→ **TASK**:
Can you duplicate, word for word, the part of the accident report excerpt that opens with the words containing "Tracking data from" and closes with "by company personnel."?

---------- EXCERPT TO READ ----------

The 57-year-old private pilot reported 982 hours of flight experience including 325 in the SF50, 192 as pilot-in-command. Further details were not reported by the NTSB.

Medical Incapacitation Cited in Survey Pilot’s Death

Airbus AS350 B3, Nov. 9, 2022, Kitsault, British Columbia, Canada

An incapacitating medical event of undetermined nature resulted in the solo pilot crashing into trees while attempting to return to base from a geophysical survey flight over mountains. After completing the last of six low-level survey passes, the pilot contacted the equipment operator by VHF radio to report that he “was unwell and shivering uncontrollably.”

He had experienced similar symptoms two evenings earlier, about 38 hours before the accident flight, but had improved after resting during the intervening day and dispatched himself as fit to fly.

The survey work involved low-speed, low-altitude flights using a 680-pound, 58-foot-diameter transmitter-receiver antenna array suspended 140 feet below the helicopter on a cargo hook. The equipment can only be used in favorable weather: light and stable winds, good visibility, and high ceilings.

The 18,825-hour solo pilot had logged nearly 13,000 hours in type that included “extensive flight experience…in mountainous terrain and with the survey loops attached.”

Tracking data from the helicopter’s Guardian Mobility Flightcell DZMx satellite/cellular unit showed that 16 minutes before the crash, the pilot had activated its EMER mode, which shortened reporting intervals from two minutes to one, sent text and email alerts to base, and added a “Distress” tag to the aircraft’s registration on the tracking site. None of those were noticed by company personnel.

The flight track began meandering eight minutes before the crash, diverging 60 degrees from the inbound course. The equipment operator drove to the staging area to meet the helicopter, arriving at 11:01, and could hear it until the noise ended abruptly at 11:11. One minute later an ELT signal reached the Joint Rescue Coordination Centre in Victoria, B.C. Searchers located the wreckage less than four hours later just two miles from the staging area, finding the helicopter destroyed and the pilot deceased.

---------- SUPPLIED MATERIAL ----------

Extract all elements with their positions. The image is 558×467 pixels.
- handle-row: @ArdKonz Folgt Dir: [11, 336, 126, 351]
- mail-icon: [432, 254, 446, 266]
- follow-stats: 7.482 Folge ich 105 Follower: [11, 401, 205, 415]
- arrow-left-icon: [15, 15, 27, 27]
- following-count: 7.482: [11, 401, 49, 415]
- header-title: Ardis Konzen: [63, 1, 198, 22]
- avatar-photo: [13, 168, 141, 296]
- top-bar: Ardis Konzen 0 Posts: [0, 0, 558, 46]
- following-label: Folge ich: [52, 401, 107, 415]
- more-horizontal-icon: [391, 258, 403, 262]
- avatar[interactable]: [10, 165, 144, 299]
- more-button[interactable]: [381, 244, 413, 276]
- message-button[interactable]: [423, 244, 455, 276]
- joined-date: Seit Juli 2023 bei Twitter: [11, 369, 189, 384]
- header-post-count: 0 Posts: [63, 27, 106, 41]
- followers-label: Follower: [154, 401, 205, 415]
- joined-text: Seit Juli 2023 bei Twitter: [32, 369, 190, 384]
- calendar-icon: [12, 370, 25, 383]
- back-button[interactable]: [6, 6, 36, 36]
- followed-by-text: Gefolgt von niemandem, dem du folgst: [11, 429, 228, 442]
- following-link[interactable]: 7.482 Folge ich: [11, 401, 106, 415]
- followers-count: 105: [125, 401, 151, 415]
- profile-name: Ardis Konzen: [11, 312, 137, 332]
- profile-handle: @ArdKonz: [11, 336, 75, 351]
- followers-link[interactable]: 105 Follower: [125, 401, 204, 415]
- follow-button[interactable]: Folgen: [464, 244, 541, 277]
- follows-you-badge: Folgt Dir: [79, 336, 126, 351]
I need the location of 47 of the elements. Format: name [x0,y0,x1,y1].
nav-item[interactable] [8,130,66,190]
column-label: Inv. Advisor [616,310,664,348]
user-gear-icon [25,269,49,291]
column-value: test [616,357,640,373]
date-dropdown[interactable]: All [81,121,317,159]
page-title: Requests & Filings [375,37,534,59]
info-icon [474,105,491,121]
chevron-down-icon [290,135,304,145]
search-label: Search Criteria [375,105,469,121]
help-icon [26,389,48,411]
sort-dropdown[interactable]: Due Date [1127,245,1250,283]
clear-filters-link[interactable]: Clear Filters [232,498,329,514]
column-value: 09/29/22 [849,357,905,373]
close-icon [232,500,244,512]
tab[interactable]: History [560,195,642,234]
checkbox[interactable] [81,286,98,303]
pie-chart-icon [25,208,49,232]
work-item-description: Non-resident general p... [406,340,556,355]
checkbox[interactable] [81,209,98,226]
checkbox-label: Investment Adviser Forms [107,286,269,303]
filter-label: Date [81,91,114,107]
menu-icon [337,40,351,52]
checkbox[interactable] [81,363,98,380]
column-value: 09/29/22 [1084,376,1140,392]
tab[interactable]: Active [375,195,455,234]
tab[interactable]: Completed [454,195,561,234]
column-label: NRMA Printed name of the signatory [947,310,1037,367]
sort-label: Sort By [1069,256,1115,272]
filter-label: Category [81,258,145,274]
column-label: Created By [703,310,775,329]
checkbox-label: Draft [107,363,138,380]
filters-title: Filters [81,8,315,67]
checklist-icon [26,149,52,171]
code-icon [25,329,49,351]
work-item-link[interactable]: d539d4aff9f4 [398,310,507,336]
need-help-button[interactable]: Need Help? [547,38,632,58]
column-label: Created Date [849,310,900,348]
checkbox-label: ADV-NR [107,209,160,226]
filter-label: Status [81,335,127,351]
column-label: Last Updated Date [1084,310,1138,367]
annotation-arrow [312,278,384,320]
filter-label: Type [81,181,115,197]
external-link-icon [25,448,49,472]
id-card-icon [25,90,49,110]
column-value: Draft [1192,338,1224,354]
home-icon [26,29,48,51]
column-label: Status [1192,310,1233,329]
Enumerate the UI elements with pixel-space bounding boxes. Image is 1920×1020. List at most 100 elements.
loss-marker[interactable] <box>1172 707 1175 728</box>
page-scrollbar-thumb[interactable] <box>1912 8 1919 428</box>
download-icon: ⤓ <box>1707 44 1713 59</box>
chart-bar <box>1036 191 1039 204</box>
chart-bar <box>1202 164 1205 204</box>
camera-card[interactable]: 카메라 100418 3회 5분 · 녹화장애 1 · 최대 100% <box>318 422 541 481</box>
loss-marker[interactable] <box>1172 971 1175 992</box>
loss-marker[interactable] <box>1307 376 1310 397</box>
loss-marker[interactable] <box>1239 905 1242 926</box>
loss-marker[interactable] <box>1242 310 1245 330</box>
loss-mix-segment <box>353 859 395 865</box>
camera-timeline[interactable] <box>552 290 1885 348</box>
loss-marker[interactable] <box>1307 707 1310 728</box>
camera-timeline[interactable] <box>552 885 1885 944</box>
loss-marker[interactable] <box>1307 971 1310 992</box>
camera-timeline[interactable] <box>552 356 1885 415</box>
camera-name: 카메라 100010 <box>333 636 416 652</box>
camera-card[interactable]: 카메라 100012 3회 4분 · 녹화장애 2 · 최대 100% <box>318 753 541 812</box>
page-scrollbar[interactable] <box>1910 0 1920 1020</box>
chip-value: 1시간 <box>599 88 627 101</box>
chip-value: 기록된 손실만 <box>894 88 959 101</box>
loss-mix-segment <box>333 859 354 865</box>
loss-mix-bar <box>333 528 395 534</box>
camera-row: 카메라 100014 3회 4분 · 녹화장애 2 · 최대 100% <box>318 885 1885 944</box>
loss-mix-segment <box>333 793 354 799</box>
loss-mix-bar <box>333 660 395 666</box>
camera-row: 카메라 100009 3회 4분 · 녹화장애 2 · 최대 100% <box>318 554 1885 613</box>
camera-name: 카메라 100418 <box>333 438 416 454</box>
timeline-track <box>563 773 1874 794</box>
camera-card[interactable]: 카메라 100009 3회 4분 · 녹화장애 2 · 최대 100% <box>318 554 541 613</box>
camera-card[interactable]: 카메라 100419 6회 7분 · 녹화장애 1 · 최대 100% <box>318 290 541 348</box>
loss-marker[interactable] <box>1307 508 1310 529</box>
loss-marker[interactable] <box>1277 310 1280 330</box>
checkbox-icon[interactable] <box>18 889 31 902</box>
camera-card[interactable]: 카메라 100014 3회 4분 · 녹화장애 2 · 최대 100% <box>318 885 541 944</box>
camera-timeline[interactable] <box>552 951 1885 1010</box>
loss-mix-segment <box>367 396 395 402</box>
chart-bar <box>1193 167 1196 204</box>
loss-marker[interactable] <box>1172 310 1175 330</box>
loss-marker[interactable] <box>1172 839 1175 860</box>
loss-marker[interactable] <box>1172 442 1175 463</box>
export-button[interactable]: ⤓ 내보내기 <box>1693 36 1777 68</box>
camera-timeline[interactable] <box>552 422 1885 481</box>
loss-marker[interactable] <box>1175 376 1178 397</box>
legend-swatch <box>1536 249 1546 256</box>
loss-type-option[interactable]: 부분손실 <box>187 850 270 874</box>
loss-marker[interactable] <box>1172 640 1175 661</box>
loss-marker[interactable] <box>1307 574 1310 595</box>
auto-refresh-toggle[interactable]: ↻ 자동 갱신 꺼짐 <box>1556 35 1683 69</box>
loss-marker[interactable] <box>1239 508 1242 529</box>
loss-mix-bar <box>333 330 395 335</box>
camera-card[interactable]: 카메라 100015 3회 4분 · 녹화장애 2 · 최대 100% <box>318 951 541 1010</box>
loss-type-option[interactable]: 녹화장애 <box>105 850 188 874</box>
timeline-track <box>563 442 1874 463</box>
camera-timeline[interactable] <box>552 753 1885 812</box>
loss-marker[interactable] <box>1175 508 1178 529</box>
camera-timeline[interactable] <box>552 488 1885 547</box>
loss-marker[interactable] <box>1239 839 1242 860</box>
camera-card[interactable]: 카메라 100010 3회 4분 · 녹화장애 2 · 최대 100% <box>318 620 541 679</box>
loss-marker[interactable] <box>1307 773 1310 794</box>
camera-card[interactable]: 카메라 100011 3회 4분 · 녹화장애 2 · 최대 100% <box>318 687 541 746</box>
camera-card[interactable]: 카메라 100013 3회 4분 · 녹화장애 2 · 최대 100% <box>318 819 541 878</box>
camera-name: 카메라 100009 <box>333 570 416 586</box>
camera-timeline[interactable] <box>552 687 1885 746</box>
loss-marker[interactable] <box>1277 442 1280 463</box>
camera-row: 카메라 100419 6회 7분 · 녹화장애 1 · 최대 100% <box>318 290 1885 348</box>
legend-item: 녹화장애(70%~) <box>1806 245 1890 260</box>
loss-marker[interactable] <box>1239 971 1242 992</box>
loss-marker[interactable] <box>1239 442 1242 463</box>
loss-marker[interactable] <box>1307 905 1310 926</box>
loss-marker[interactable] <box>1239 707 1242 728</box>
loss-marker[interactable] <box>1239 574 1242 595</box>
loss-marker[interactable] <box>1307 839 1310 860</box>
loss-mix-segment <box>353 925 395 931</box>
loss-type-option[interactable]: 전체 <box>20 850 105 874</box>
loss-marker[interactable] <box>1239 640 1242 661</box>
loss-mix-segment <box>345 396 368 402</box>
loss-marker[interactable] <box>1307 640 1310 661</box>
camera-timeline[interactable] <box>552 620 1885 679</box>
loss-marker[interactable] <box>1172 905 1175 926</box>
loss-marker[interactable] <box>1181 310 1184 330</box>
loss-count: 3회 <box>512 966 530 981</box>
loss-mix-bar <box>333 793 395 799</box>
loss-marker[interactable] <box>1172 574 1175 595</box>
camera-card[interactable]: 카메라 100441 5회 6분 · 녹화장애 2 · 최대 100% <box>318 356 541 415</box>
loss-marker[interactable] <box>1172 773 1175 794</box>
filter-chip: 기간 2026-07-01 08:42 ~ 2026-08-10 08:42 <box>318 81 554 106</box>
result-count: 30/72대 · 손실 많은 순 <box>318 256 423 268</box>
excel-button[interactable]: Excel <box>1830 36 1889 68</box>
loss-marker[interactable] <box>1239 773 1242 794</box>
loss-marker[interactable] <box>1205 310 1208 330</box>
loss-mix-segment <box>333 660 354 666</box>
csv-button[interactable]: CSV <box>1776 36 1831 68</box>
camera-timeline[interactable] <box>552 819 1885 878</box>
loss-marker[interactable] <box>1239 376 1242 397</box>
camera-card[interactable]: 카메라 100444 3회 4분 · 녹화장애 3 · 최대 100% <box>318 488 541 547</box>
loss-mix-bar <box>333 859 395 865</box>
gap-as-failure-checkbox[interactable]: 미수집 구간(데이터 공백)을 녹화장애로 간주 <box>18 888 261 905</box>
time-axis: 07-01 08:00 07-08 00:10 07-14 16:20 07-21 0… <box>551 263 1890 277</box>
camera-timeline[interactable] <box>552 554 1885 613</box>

----------

→ **EXERCISE RESULT**:
Tracking data from the helicopter’s Guardian Mobility Flightcell DZMx satellite/cellular unit showed that 16 minutes before the crash, the pilot had activated its EMER mode, which shortened reporting intervals from two minutes to one, sent text and email alerts to base, and added a “Distress” tag to the aircraft’s registration on the tracking site. None of those were noticed by company personnel.